### OBJECTIVE
Below you will find a set of lines. Repeat them all exactly.

(Raw records)
# # #

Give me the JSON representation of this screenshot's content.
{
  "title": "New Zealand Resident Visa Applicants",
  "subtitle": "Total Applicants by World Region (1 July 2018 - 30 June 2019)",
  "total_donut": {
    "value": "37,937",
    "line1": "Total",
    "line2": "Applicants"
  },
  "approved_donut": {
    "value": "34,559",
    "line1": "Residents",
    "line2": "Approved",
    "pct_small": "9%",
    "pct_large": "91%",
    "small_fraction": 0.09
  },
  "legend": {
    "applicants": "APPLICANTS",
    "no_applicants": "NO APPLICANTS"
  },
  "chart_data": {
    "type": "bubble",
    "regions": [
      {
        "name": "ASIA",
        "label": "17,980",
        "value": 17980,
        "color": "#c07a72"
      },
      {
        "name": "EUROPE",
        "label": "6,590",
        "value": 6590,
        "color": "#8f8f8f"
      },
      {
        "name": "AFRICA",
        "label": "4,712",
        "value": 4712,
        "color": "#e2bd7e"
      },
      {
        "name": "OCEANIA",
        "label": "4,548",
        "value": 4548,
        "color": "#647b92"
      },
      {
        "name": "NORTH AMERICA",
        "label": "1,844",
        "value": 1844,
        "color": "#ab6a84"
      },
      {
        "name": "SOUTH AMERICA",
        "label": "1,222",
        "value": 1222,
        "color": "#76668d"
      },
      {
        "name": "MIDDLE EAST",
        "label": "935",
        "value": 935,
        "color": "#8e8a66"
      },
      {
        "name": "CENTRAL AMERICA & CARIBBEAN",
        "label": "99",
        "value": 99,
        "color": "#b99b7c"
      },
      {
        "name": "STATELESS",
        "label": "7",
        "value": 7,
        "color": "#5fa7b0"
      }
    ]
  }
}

# # #

### TASK RESULT
Give me the JSON representation of this screenshot's content.
{
  "title": "New Zealand Resident Visa Applicants",
  "subtitle": "Total Applicants by World Region (1 July 2018 - 30 June 2019)",
  "total_donut": {
    "value": "37,937",
    "line1": "Total",
    "line2": "Applicants"
  },
  "approved_donut": {
    "value": "34,559",
    "line1": "Residents",
    "line2": "Approved",
    "pct_small": "9%",
    "pct_large": "91%",
    "small_fraction": 0.09
  },
  "legend": {
    "applicants": "APPLICANTS",
    "no_applicants": "NO APPLICANTS"
  },
  "chart_data": {
    "type": "bubble",
    "regions": [
      {
        "name": "ASIA",
        "label": "17,980",
        "value": 17980,
        "color": "#c07a72"
      },
      {
        "name": "EUROPE",
        "label": "6,590",
        "value": 6590,
        "color": "#8f8f8f"
      },
      {
        "name": "AFRICA",
        "label": "4,712",
        "value": 4712,
        "color": "#e2bd7e"
      },
      {
        "name": "OCEANIA",
        "label": "4,548",
        "value": 4548,
        "color": "#647b92"
      },
      {
        "name": "NORTH AMERICA",
        "label": "1,844",
        "value": 1844,
        "color": "#ab6a84"
      },
      {
        "name": "SOUTH AMERICA",
        "label": "1,222",
        "value": 1222,
        "color": "#76668d"
      },
      {
        "name": "MIDDLE EAST",
        "label": "935",
        "value": 935,
        "color": "#8e8a66"
      },
      {
        "name": "CENTRAL AMERICA & CARIBBEAN",
        "label": "99",
        "value": 99,
        "color": "#b99b7c"
      },
      {
        "name": "STATELESS",
        "label": "7",
        "value": 7,
        "color": "#5fa7b0"
      }
    ]
  }
}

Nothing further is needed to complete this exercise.